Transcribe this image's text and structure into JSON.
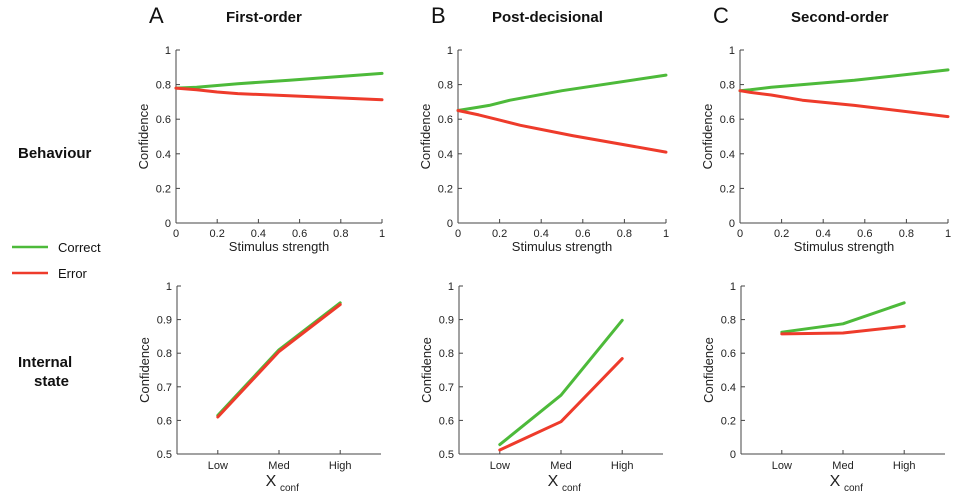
{
  "legend": {
    "entries": [
      {
        "label": "Correct",
        "color": "#4dba3a"
      },
      {
        "label": "Error",
        "color": "#ee3b2b"
      }
    ]
  },
  "rows": {
    "behaviour": "Behaviour",
    "internal_line1": "Internal",
    "internal_line2": "state"
  },
  "panels": [
    {
      "letter": "A",
      "title": "First-order"
    },
    {
      "letter": "B",
      "title": "Post-decisional"
    },
    {
      "letter": "C",
      "title": "Second-order"
    }
  ],
  "chart_data": [
    {
      "id": "A-behaviour",
      "type": "line",
      "xlabel": "Stimulus strength",
      "ylabel": "Confidence",
      "xlim": [
        0,
        1
      ],
      "ylim": [
        0,
        1
      ],
      "xticks": [
        "0",
        "0.2",
        "0.4",
        "0.6",
        "0.8",
        "1"
      ],
      "yticks": [
        "0",
        "0.2",
        "0.4",
        "0.6",
        "0.8",
        "1"
      ],
      "series": [
        {
          "name": "Correct",
          "color": "#4dba3a",
          "x": [
            0,
            0.1,
            0.2,
            0.3,
            0.55,
            1
          ],
          "y": [
            0.78,
            0.785,
            0.795,
            0.805,
            0.825,
            0.865
          ]
        },
        {
          "name": "Error",
          "color": "#ee3b2b",
          "x": [
            0,
            0.1,
            0.2,
            0.3,
            0.55,
            1
          ],
          "y": [
            0.78,
            0.77,
            0.757,
            0.748,
            0.735,
            0.713
          ]
        }
      ]
    },
    {
      "id": "B-behaviour",
      "type": "line",
      "xlabel": "Stimulus strength",
      "ylabel": "Confidence",
      "xlim": [
        0,
        1
      ],
      "ylim": [
        0,
        1
      ],
      "xticks": [
        "0",
        "0.2",
        "0.4",
        "0.6",
        "0.8",
        "1"
      ],
      "yticks": [
        "0",
        "0.2",
        "0.4",
        "0.6",
        "0.8",
        "1"
      ],
      "series": [
        {
          "name": "Correct",
          "color": "#4dba3a",
          "x": [
            0,
            0.1,
            0.15,
            0.25,
            0.5,
            1
          ],
          "y": [
            0.65,
            0.67,
            0.68,
            0.71,
            0.765,
            0.855
          ]
        },
        {
          "name": "Error",
          "color": "#ee3b2b",
          "x": [
            0,
            0.1,
            0.2,
            0.3,
            0.55,
            1
          ],
          "y": [
            0.65,
            0.625,
            0.595,
            0.565,
            0.505,
            0.41
          ]
        }
      ]
    },
    {
      "id": "C-behaviour",
      "type": "line",
      "xlabel": "Stimulus strength",
      "ylabel": "Confidence",
      "xlim": [
        0,
        1
      ],
      "ylim": [
        0,
        1
      ],
      "xticks": [
        "0",
        "0.2",
        "0.4",
        "0.6",
        "0.8",
        "1"
      ],
      "yticks": [
        "0",
        "0.2",
        "0.4",
        "0.6",
        "0.8",
        "1"
      ],
      "series": [
        {
          "name": "Correct",
          "color": "#4dba3a",
          "x": [
            0,
            0.05,
            0.15,
            0.3,
            0.55,
            1
          ],
          "y": [
            0.765,
            0.77,
            0.785,
            0.8,
            0.825,
            0.885
          ]
        },
        {
          "name": "Error",
          "color": "#ee3b2b",
          "x": [
            0,
            0.05,
            0.15,
            0.3,
            0.55,
            1
          ],
          "y": [
            0.765,
            0.755,
            0.74,
            0.71,
            0.68,
            0.615
          ]
        }
      ]
    },
    {
      "id": "A-internal",
      "type": "line",
      "xlabel_main": "X",
      "xlabel_sub": "conf",
      "ylabel": "Confidence",
      "categories": [
        "Low",
        "Med",
        "High"
      ],
      "ylim": [
        0.5,
        1
      ],
      "yticks": [
        "0.5",
        "0.6",
        "0.7",
        "0.8",
        "0.9",
        "1"
      ],
      "series": [
        {
          "name": "Correct",
          "color": "#4dba3a",
          "values": [
            0.615,
            0.81,
            0.95
          ]
        },
        {
          "name": "Error",
          "color": "#ee3b2b",
          "values": [
            0.61,
            0.805,
            0.945
          ]
        }
      ]
    },
    {
      "id": "B-internal",
      "type": "line",
      "xlabel_main": "X",
      "xlabel_sub": "conf",
      "ylabel": "Confidence",
      "categories": [
        "Low",
        "Med",
        "High"
      ],
      "ylim": [
        0.5,
        1
      ],
      "yticks": [
        "0.5",
        "0.6",
        "0.7",
        "0.8",
        "0.9",
        "1"
      ],
      "series": [
        {
          "name": "Correct",
          "color": "#4dba3a",
          "values": [
            0.528,
            0.675,
            0.898
          ]
        },
        {
          "name": "Error",
          "color": "#ee3b2b",
          "values": [
            0.512,
            0.596,
            0.784
          ]
        }
      ]
    },
    {
      "id": "C-internal",
      "type": "line",
      "xlabel_main": "X",
      "xlabel_sub": "conf",
      "ylabel": "Confidence",
      "categories": [
        "Low",
        "Med",
        "High"
      ],
      "ylim": [
        0,
        1
      ],
      "yticks": [
        "0",
        "0.2",
        "0.4",
        "0.6",
        "0.8",
        "1"
      ],
      "series": [
        {
          "name": "Correct",
          "color": "#4dba3a",
          "values": [
            0.725,
            0.775,
            0.9
          ]
        },
        {
          "name": "Error",
          "color": "#ee3b2b",
          "values": [
            0.715,
            0.72,
            0.76
          ]
        }
      ]
    }
  ]
}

※ ※ ※

Problem statement: Look through the data and show every line containing "order".

Exercise result:
      "title": "First-order"
      "title": "Second-order"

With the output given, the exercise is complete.